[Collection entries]
_ _ _ _ _

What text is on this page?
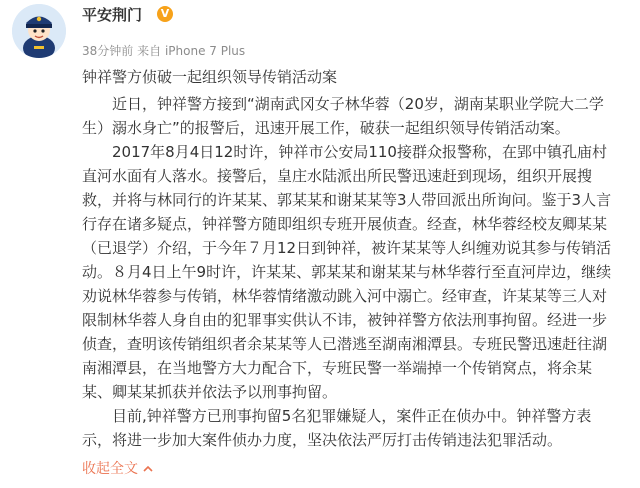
平安荆门	V
38分钟前 来自 iPhone 7 Plus
钟祥警方侦破一起组织领导传销活动案

近日，钟祥警方接到“湖南武冈女子林华蓉（20岁，湖南某职业学院大二学生）溺水身亡”的报警后，迅速开展工作，破获一起组织领导传销活动案。

2017年8月4日12时许，钟祥市公安局110接群众报警称，在郢中镇孔庙村直河水面有人落水。接警后，皇庄水陆派出所民警迅速赶到现场，组织开展搜救，并将与林同行的许某某、郭某某和谢某某等3人带回派出所询问。鉴于3人言行存在诸多疑点，钟祥警方随即组织专班开展侦查。经查，林华蓉经校友卿某某（已退学）介绍，于今年７月12日到钟祥，被许某某等人纠缠劝说其参与传销活动。８月4日上午9时许，许某某、郭某某和谢某某与林华蓉行至直河岸边，继续劝说林华蓉参与传销，林华蓉情绪激动跳入河中溺亡。经审查，许某某等三人对限制林华蓉人身自由的犯罪事实供认不讳，被钟祥警方依法刑事拘留。经进一步侦查，查明该传销组织者余某某等人已潜逃至湖南湘潭县。专班民警迅速赶往湖南湘潭县，在当地警方大力配合下，专班民警一举端掉一个传销窝点，将余某某、卿某某抓获并依法予以刑事拘留。

目前,钟祥警方已刑事拘留5名犯罪嫌疑人，案件正在侦办中。钟祥警方表示，将进一步加大案件侦办力度，坚决依法严厉打击传销违法犯罪活动。

收起全文
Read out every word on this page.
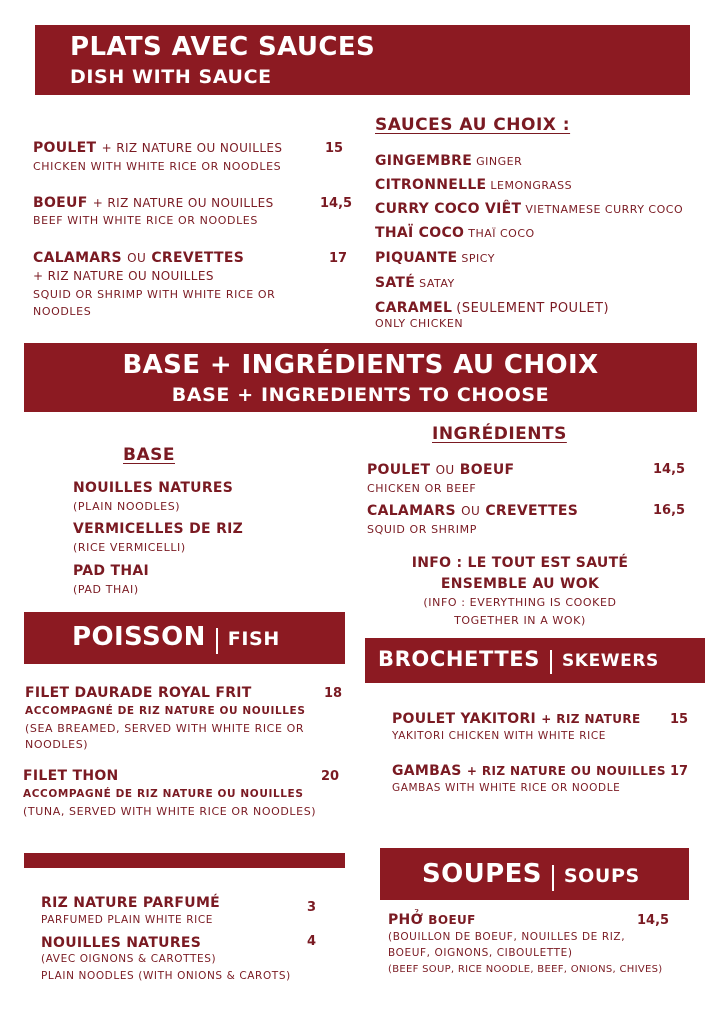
PLATS AVEC SAUCES
DISH WITH SAUCE
POULET + RIZ NATURE OU NOUILLES	15
CHICKEN WITH WHITE RICE OR NOODLES
BOEUF + RIZ NATURE OU NOUILLES	14,5
BEEF WITH WHITE RICE OR NOODLES
CALAMARS OU CREVETTES	17
+ RIZ NATURE OU NOUILLES
SQUID OR SHRIMP WITH WHITE RICE OR
NOODLES
SAUCES AU CHOIX :
GINGEMBRE GINGER
CITRONNELLE LEMONGRASS
CURRY COCO VIÊT VIETNAMESE CURRY COCO
THAÏ COCO THAÏ COCO
PIQUANTE SPICY
SATÉ SATAY
CARAMEL (SEULEMENT POULET)
ONLY CHICKEN
BASE + INGRÉDIENTS AU CHOIX
BASE + INGREDIENTS TO CHOOSE
BASE
NOUILLES NATURES
(PLAIN NOODLES)
VERMICELLES DE RIZ
(RICE VERMICELLI)
PAD THAI
(PAD THAI)
INGRÉDIENTS
POULET OU BOEUF	14,5
CHICKEN OR BEEF
CALAMARS OU CREVETTES	16,5
SQUID OR SHRIMP
INFO : LE TOUT EST SAUTÉ
ENSEMBLE AU WOK
(INFO : EVERYTHING IS COOKED
TOGETHER IN A WOK)
POISSON FISH
FILET DAURADE ROYAL FRIT	18
ACCOMPAGNÉ DE RIZ NATURE OU NOUILLES
(SEA BREAMED, SERVED WITH WHITE RICE OR
NOODLES)
FILET THON	20
ACCOMPAGNÉ DE RIZ NATURE OU NOUILLES
(TUNA, SERVED WITH WHITE RICE OR NOODLES)
BROCHETTES SKEWERS
POULET YAKITORI + RIZ NATURE 15
YAKITORI CHICKEN WITH WHITE RICE
GAMBAS + RIZ NATURE OU NOUILLES 17
GAMBAS WITH WHITE RICE OR NOODLE
RIZ NATURE PARFUMÉ	3
PARFUMED PLAIN WHITE RICE
NOUILLES NATURES	4
(AVEC OIGNONS & CAROTTES)
PLAIN NOODLES (WITH ONIONS & CAROTS)
SOUPES SOUPS
PHỞ BOEUF	14,5
(BOUILLON DE BOEUF, NOUILLES DE RIZ,
BOEUF, OIGNONS, CIBOULETTE)
(BEEF SOUP, RICE NOODLE, BEEF, ONIONS, CHIVES)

_ _ _ _ _

# [Aim of the task]
All of the entries above should be duplicated exactly, except for the pictures.

# [In response]
What text is on this page?
平安荆门	V
38分钟前 来自 iPhone 7 Plus
钟祥警方侦破一起组织领导传销活动案

近日，钟祥警方接到“湖南武冈女子林华蓉（20岁，湖南某职业学院大二学生）溺水身亡”的报警后，迅速开展工作，破获一起组织领导传销活动案。

2017年8月4日12时许，钟祥市公安局110接群众报警称，在郢中镇孔庙村直河水面有人落水。接警后，皇庄水陆派出所民警迅速赶到现场，组织开展搜救，并将与林同行的许某某、郭某某和谢某某等3人带回派出所询问。鉴于3人言行存在诸多疑点，钟祥警方随即组织专班开展侦查。经查，林华蓉经校友卿某某（已退学）介绍，于今年７月12日到钟祥，被许某某等人纠缠劝说其参与传销活动。８月4日上午9时许，许某某、郭某某和谢某某与林华蓉行至直河岸边，继续劝说林华蓉参与传销，林华蓉情绪激动跳入河中溺亡。经审查，许某某等三人对限制林华蓉人身自由的犯罪事实供认不讳，被钟祥警方依法刑事拘留。经进一步侦查，查明该传销组织者余某某等人已潜逃至湖南湘潭县。专班民警迅速赶往湖南湘潭县，在当地警方大力配合下，专班民警一举端掉一个传销窝点，将余某某、卿某某抓获并依法予以刑事拘留。

目前,钟祥警方已刑事拘留5名犯罪嫌疑人，案件正在侦办中。钟祥警方表示，将进一步加大案件侦办力度，坚决依法严厉打击传销违法犯罪活动。

收起全文
Read out every word on this page.
PLATS AVEC SAUCES
DISH WITH SAUCE
POULET + RIZ NATURE OU NOUILLES	15
CHICKEN WITH WHITE RICE OR NOODLES
BOEUF + RIZ NATURE OU NOUILLES	14,5
BEEF WITH WHITE RICE OR NOODLES
CALAMARS OU CREVETTES	17
+ RIZ NATURE OU NOUILLES
SQUID OR SHRIMP WITH WHITE RICE OR
NOODLES
SAUCES AU CHOIX :
GINGEMBRE GINGER
CITRONNELLE LEMONGRASS
CURRY COCO VIÊT VIETNAMESE CURRY COCO
THAÏ COCO THAÏ COCO
PIQUANTE SPICY
SATÉ SATAY
CARAMEL (SEULEMENT POULET)
ONLY CHICKEN
BASE + INGRÉDIENTS AU CHOIX
BASE + INGREDIENTS TO CHOOSE
BASE
NOUILLES NATURES
(PLAIN NOODLES)
VERMICELLES DE RIZ
(RICE VERMICELLI)
PAD THAI
(PAD THAI)
INGRÉDIENTS
POULET OU BOEUF	14,5
CHICKEN OR BEEF
CALAMARS OU CREVETTES	16,5
SQUID OR SHRIMP
INFO : LE TOUT EST SAUTÉ
ENSEMBLE AU WOK
(INFO : EVERYTHING IS COOKED
TOGETHER IN A WOK)
POISSON FISH
FILET DAURADE ROYAL FRIT	18
ACCOMPAGNÉ DE RIZ NATURE OU NOUILLES
(SEA BREAMED, SERVED WITH WHITE RICE OR
NOODLES)
FILET THON	20
ACCOMPAGNÉ DE RIZ NATURE OU NOUILLES
(TUNA, SERVED WITH WHITE RICE OR NOODLES)
BROCHETTES SKEWERS
POULET YAKITORI + RIZ NATURE 15
YAKITORI CHICKEN WITH WHITE RICE
GAMBAS + RIZ NATURE OU NOUILLES 17
GAMBAS WITH WHITE RICE OR NOODLE
RIZ NATURE PARFUMÉ	3
PARFUMED PLAIN WHITE RICE
NOUILLES NATURES	4
(AVEC OIGNONS & CAROTTES)
PLAIN NOODLES (WITH ONIONS & CAROTS)
SOUPES SOUPS
PHỞ BOEUF	14,5
(BOUILLON DE BOEUF, NOUILLES DE RIZ,
BOEUF, OIGNONS, CIBOULETTE)
(BEEF SOUP, RICE NOODLE, BEEF, ONIONS, CHIVES)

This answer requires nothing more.